THE TASK: Tally the lines of the listing that contain the string "vber". Give the number and nothing else.

---------- EXTRACTED MATERIAL ----------

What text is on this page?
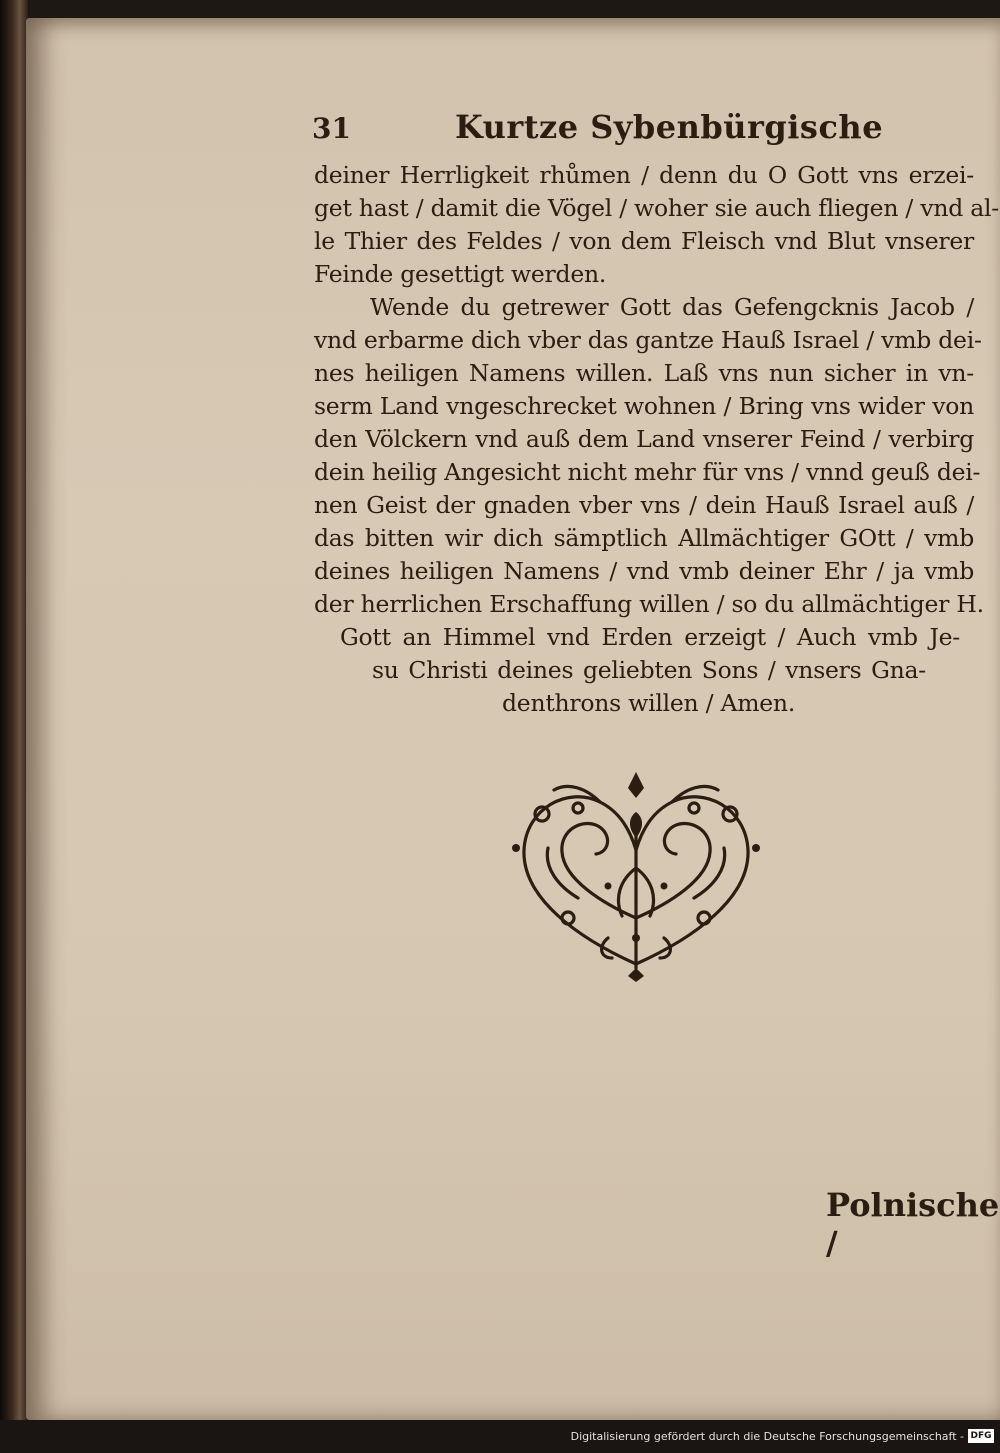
31	Kurtze Sybenbürgische
deiner Herrligkeit rhůmen / denn du O Gott vns erzei-
get hast / damit die Vögel / woher sie auch fliegen / vnd al-
le Thier des Feldes / von dem Fleisch vnd Blut vnserer
Feinde gesettigt werden.
Wende du getrewer Gott das Gefengcknis Jacob /
vnd erbarme dich vber das gantze Hauß Israel / vmb dei-
nes heiligen Namens willen. Laß vns nun sicher in vn-
serm Land vngeschrecket wohnen / Bring vns wider von
den Völckern vnd auß dem Land vnserer Feind / verbirg
dein heilig Angesicht nicht mehr für vns / vnnd geuß dei-
nen Geist der gnaden vber vns / dein Hauß Israel auß /
das bitten wir dich sämptlich Allmächtiger GOtt / vmb
deines heiligen Namens / vnd vmb deiner Ehr / ja vmb
der herrlichen Erschaffung willen / so du allmächtiger H.
Gott an Himmel vnd Erden erzeigt / Auch vmb Je-
su Christi deines geliebten Sons / vnsers Gna-
denthrons willen / Amen.
Polnische /
Digitalisierung gefördert durch die Deutsche Forschungsgemeinschaft - DFG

----------

TASK RESPONSE: 2